TASK OBJECTIVE
An exact copy of the records is required, minus the pictures they hold.

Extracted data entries
********

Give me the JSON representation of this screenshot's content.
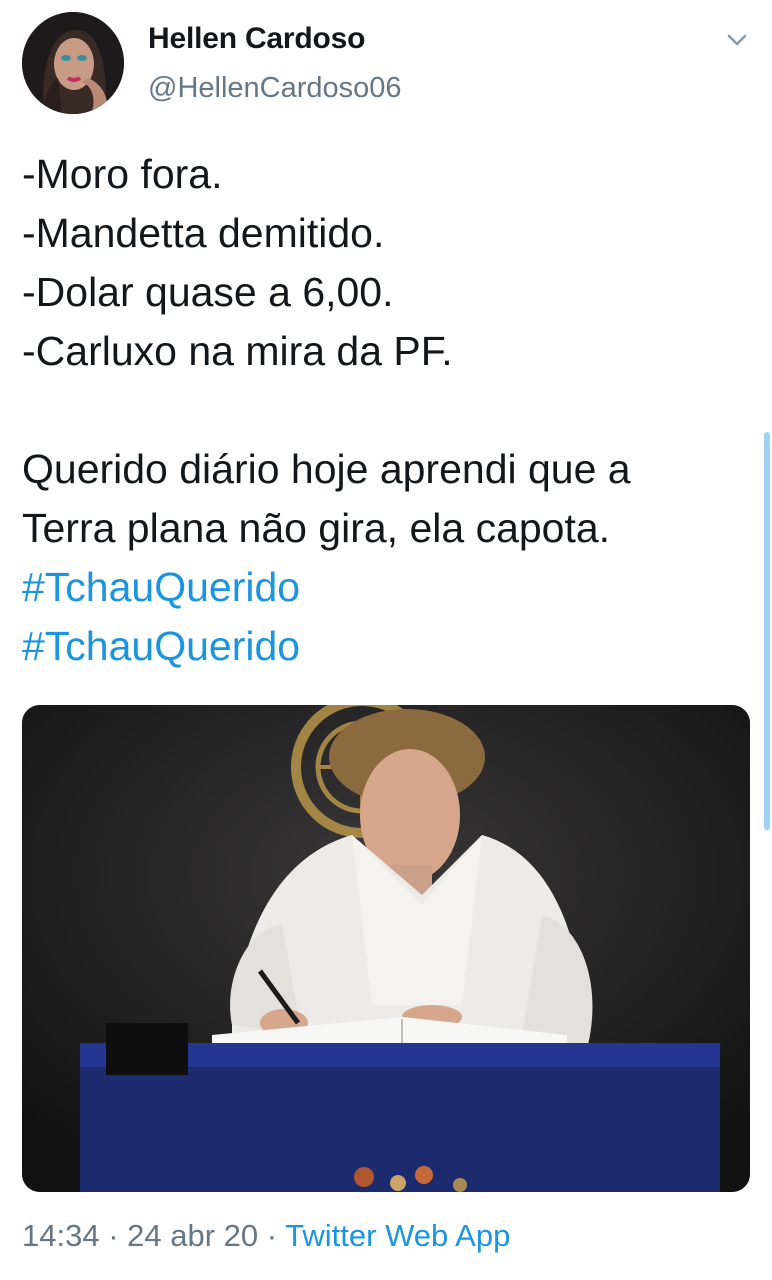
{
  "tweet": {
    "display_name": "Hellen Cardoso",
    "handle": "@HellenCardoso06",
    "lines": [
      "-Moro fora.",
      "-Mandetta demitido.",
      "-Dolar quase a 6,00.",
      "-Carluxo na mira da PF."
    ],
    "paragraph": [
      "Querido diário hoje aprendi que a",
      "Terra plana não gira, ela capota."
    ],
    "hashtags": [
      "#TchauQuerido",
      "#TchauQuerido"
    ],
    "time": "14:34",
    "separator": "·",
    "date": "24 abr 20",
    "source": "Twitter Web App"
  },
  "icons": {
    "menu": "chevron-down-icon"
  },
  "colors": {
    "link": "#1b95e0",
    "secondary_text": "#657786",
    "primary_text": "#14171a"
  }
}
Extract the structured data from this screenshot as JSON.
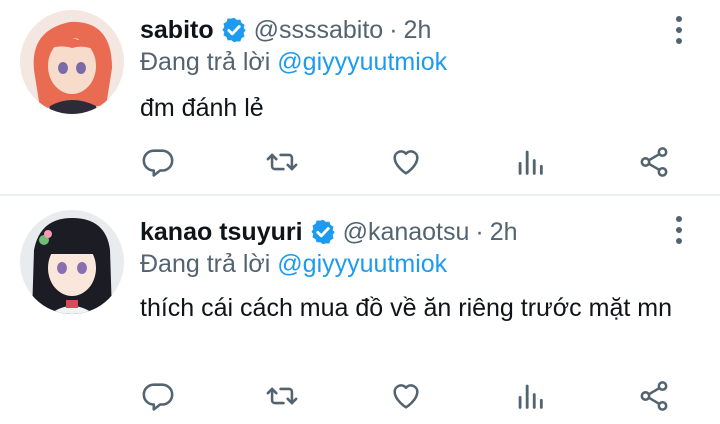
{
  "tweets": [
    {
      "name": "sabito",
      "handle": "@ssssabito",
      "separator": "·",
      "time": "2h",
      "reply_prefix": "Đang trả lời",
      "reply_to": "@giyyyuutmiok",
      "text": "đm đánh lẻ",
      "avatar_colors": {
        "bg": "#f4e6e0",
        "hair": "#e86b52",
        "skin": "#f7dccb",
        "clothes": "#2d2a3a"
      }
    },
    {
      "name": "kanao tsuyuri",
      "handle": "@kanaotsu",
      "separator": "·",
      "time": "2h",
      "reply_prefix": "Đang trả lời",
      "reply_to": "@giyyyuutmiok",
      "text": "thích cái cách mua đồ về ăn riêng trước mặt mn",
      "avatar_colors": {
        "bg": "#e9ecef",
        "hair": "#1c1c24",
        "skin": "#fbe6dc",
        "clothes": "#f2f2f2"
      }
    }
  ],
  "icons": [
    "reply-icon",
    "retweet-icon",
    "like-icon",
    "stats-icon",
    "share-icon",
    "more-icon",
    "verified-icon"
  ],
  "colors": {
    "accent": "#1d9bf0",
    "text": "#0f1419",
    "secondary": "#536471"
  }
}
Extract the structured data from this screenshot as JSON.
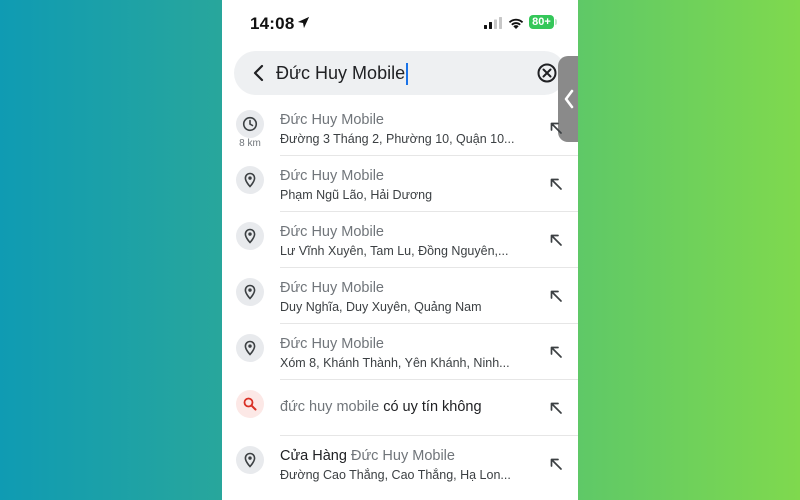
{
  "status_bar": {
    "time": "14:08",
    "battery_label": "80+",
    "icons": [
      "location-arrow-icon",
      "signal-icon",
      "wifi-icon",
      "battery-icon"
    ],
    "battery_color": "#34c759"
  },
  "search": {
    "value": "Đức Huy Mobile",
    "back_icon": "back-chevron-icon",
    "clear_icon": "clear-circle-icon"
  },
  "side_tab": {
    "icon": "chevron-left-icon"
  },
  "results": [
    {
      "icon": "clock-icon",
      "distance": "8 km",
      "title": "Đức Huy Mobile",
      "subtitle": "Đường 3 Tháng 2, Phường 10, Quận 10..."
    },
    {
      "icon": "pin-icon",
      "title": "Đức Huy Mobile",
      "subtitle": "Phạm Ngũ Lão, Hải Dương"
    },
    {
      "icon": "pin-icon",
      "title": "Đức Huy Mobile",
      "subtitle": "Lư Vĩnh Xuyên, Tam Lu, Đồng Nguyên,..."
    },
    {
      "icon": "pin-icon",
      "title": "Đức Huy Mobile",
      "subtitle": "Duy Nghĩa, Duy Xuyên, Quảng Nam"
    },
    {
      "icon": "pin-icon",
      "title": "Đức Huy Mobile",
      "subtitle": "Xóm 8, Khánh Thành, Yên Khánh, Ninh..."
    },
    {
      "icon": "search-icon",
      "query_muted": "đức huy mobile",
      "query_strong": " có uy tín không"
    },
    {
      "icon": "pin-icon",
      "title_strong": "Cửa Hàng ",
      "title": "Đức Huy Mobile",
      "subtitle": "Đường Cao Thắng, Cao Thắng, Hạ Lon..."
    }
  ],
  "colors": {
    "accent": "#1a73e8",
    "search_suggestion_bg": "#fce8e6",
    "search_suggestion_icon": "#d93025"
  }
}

********

OUTPUT FOR THIS EXERCISE
Give me the JSON representation of this screenshot's content.
{
  "tweet": {
    "display_name": "Hellen Cardoso",
    "handle": "@HellenCardoso06",
    "lines": [
      "-Moro fora.",
      "-Mandetta demitido.",
      "-Dolar quase a 6,00.",
      "-Carluxo na mira da PF."
    ],
    "paragraph": [
      "Querido diário hoje aprendi que a",
      "Terra plana não gira, ela capota."
    ],
    "hashtags": [
      "#TchauQuerido",
      "#TchauQuerido"
    ],
    "time": "14:34",
    "separator": "·",
    "date": "24 abr 20",
    "source": "Twitter Web App"
  },
  "icons": {
    "menu": "chevron-down-icon"
  },
  "colors": {
    "link": "#1b95e0",
    "secondary_text": "#657786",
    "primary_text": "#14171a"
  }
}
Extract the structured data from this screenshot as JSON.
{
  "tweets": [
    {
      "name": "sabito",
      "handle": "@ssssabito",
      "separator": "·",
      "time": "2h",
      "reply_prefix": "Đang trả lời",
      "reply_to": "@giyyyuutmiok",
      "text": "đm đánh lẻ",
      "avatar_colors": {
        "bg": "#f4e6e0",
        "hair": "#e86b52",
        "skin": "#f7dccb",
        "clothes": "#2d2a3a"
      }
    },
    {
      "name": "kanao tsuyuri",
      "handle": "@kanaotsu",
      "separator": "·",
      "time": "2h",
      "reply_prefix": "Đang trả lời",
      "reply_to": "@giyyyuutmiok",
      "text": "thích cái cách mua đồ về ăn riêng trước mặt mn",
      "avatar_colors": {
        "bg": "#e9ecef",
        "hair": "#1c1c24",
        "skin": "#fbe6dc",
        "clothes": "#f2f2f2"
      }
    }
  ],
  "icons": [
    "reply-icon",
    "retweet-icon",
    "like-icon",
    "stats-icon",
    "share-icon",
    "more-icon",
    "verified-icon"
  ],
  "colors": {
    "accent": "#1d9bf0",
    "text": "#0f1419",
    "secondary": "#536471"
  }
}
Extract the structured data from this screenshot as JSON.
{
  "status_bar": {
    "time": "14:08",
    "battery_label": "80+",
    "icons": [
      "location-arrow-icon",
      "signal-icon",
      "wifi-icon",
      "battery-icon"
    ],
    "battery_color": "#34c759"
  },
  "search": {
    "value": "Đức Huy Mobile",
    "back_icon": "back-chevron-icon",
    "clear_icon": "clear-circle-icon"
  },
  "side_tab": {
    "icon": "chevron-left-icon"
  },
  "results": [
    {
      "icon": "clock-icon",
      "distance": "8 km",
      "title": "Đức Huy Mobile",
      "subtitle": "Đường 3 Tháng 2, Phường 10, Quận 10..."
    },
    {
      "icon": "pin-icon",
      "title": "Đức Huy Mobile",
      "subtitle": "Phạm Ngũ Lão, Hải Dương"
    },
    {
      "icon": "pin-icon",
      "title": "Đức Huy Mobile",
      "subtitle": "Lư Vĩnh Xuyên, Tam Lu, Đồng Nguyên,..."
    },
    {
      "icon": "pin-icon",
      "title": "Đức Huy Mobile",
      "subtitle": "Duy Nghĩa, Duy Xuyên, Quảng Nam"
    },
    {
      "icon": "pin-icon",
      "title": "Đức Huy Mobile",
      "subtitle": "Xóm 8, Khánh Thành, Yên Khánh, Ninh..."
    },
    {
      "icon": "search-icon",
      "query_muted": "đức huy mobile",
      "query_strong": " có uy tín không"
    },
    {
      "icon": "pin-icon",
      "title_strong": "Cửa Hàng ",
      "title": "Đức Huy Mobile",
      "subtitle": "Đường Cao Thắng, Cao Thắng, Hạ Lon..."
    }
  ],
  "colors": {
    "accent": "#1a73e8",
    "search_suggestion_bg": "#fce8e6",
    "search_suggestion_icon": "#d93025"
  }
}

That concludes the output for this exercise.